Within the listing below, locate all lines containing the word "allerdings". Copy each one.

═════ INPUT

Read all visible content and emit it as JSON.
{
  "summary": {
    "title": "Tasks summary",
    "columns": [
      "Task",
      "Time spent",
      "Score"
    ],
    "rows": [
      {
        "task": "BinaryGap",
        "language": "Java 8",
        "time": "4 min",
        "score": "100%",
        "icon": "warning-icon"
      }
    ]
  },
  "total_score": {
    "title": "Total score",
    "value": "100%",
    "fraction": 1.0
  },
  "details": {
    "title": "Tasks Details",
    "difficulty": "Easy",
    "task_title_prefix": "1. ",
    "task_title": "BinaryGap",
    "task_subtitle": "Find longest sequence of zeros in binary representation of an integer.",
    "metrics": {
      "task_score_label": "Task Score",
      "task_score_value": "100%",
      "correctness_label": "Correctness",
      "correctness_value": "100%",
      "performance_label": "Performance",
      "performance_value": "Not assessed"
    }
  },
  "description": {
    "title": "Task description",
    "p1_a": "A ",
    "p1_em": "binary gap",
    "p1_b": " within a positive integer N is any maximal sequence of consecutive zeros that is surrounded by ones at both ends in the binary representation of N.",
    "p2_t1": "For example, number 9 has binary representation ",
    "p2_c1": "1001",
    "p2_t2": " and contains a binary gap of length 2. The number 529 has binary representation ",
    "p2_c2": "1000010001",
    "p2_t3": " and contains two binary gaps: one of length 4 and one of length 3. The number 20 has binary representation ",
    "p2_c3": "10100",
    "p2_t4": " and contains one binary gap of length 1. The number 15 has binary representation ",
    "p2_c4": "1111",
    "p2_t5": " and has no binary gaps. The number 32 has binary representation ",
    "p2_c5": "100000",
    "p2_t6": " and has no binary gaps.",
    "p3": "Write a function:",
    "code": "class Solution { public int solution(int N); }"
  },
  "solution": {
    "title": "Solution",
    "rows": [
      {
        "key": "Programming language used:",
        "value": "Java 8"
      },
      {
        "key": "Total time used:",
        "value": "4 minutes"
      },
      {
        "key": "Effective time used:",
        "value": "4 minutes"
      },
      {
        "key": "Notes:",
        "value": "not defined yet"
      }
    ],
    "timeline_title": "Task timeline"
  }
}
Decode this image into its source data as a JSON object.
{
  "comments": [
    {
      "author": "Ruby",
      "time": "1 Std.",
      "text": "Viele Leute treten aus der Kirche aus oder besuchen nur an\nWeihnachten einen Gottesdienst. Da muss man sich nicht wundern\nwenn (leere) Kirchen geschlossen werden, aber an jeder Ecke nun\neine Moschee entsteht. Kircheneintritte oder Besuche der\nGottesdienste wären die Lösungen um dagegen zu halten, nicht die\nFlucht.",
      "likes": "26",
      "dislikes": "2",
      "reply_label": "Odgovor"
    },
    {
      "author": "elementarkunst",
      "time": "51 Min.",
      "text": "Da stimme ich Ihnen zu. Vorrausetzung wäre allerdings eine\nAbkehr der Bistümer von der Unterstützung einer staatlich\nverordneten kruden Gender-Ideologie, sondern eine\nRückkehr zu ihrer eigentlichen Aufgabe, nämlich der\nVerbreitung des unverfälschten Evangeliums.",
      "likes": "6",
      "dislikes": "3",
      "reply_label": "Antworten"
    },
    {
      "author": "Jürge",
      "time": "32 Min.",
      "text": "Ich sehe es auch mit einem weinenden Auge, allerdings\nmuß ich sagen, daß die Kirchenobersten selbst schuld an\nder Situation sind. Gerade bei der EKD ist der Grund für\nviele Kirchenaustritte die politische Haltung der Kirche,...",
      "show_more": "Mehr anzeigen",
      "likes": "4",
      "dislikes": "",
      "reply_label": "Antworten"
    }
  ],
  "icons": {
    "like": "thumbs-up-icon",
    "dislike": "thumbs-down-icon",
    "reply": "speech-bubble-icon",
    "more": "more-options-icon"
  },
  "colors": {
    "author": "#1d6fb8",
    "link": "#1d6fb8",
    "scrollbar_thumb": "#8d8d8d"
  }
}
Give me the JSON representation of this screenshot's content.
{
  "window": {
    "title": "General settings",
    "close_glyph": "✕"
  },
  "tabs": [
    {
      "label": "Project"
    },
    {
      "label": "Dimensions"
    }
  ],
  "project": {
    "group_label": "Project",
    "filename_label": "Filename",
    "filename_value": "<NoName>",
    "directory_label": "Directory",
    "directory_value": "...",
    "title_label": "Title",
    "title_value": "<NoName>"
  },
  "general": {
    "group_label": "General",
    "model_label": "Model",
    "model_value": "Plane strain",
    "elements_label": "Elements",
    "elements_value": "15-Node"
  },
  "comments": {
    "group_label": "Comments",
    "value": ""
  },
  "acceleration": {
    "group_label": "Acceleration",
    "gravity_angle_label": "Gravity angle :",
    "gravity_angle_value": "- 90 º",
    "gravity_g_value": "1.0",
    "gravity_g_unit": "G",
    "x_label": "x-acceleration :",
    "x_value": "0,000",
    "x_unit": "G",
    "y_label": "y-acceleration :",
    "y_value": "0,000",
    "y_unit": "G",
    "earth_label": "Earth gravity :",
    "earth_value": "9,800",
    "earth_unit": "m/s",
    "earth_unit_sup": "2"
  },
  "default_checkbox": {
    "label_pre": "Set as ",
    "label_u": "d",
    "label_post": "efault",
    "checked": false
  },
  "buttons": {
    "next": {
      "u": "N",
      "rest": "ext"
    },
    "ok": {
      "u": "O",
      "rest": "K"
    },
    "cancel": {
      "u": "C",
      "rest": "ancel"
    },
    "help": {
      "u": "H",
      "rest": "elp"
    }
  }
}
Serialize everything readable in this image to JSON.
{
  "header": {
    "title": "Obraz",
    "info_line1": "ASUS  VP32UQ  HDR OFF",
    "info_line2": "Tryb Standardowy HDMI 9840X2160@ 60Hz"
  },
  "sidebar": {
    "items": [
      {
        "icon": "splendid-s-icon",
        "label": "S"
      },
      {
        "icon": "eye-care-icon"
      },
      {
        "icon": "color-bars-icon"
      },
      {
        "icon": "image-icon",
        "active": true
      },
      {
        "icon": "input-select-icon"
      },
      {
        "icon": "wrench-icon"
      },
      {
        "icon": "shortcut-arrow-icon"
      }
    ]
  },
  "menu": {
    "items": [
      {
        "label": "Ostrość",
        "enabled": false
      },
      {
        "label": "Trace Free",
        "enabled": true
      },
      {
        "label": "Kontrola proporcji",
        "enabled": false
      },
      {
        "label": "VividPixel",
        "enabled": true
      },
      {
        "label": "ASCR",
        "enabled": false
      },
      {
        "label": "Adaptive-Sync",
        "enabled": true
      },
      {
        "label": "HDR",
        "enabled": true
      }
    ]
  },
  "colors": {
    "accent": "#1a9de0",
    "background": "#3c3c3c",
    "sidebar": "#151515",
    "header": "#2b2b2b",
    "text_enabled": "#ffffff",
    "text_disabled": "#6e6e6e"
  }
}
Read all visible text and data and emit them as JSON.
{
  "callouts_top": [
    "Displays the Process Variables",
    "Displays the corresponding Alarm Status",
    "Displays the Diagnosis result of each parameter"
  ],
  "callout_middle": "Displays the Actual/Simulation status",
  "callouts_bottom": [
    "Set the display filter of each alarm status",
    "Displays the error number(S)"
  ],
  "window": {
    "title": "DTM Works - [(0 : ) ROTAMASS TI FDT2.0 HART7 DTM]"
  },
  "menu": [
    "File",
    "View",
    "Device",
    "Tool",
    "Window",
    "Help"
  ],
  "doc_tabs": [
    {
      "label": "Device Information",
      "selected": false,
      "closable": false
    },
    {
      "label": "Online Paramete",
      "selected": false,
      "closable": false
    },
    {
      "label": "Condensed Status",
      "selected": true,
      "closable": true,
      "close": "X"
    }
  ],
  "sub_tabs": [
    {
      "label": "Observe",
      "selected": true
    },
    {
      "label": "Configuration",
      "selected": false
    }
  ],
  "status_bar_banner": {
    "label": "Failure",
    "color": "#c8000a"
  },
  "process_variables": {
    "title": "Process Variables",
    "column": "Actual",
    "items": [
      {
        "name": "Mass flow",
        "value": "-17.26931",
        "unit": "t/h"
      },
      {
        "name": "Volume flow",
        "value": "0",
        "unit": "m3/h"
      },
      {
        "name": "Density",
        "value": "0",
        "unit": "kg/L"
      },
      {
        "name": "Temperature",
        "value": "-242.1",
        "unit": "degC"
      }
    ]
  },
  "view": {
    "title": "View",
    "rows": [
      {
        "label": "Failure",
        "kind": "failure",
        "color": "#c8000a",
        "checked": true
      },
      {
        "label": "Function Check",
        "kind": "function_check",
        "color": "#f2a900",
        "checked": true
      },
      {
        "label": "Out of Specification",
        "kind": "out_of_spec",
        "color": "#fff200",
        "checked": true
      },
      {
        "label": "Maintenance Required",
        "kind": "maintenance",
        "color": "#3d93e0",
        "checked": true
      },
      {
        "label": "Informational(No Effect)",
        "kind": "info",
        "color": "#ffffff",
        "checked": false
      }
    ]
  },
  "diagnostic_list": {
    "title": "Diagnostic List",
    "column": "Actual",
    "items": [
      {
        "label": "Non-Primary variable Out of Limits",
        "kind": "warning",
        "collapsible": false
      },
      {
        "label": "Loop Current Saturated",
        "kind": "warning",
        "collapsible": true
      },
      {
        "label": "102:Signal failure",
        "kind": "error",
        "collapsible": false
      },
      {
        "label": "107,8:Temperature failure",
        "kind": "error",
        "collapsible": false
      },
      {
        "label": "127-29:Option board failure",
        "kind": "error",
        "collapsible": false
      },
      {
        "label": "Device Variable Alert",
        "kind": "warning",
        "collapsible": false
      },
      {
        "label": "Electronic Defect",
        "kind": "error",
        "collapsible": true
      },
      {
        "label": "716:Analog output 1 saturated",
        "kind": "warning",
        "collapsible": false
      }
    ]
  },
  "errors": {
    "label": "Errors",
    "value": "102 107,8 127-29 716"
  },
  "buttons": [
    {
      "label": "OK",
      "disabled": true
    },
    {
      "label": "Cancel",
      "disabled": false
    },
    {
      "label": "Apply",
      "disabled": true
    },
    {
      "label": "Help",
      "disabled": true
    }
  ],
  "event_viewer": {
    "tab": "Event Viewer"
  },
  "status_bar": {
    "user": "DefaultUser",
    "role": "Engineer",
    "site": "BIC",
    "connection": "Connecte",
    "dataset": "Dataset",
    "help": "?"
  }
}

══════════

SOLUTION FOR THIS TASK:
      "text": "Da stimme ich Ihnen zu. Vorrausetzung wäre allerdings eine\nAbkehr der Bistümer von der Unterstützung einer staatlich\nverordneten kruden Gender-Ideologie, sondern eine\nRückkehr zu ihrer eigentlichen Aufgabe, nämlich der\nVerbreitung des unverfälschten Evangeliums.",
      "text": "Ich sehe es auch mit einem weinenden Auge, allerdings\nmuß ich sagen, daß die Kirchenobersten selbst schuld an\nder Situation sind. Gerade bei der EKD ist der Grund für\nviele Kirchenaustritte die politische Haltung der Kirche,...",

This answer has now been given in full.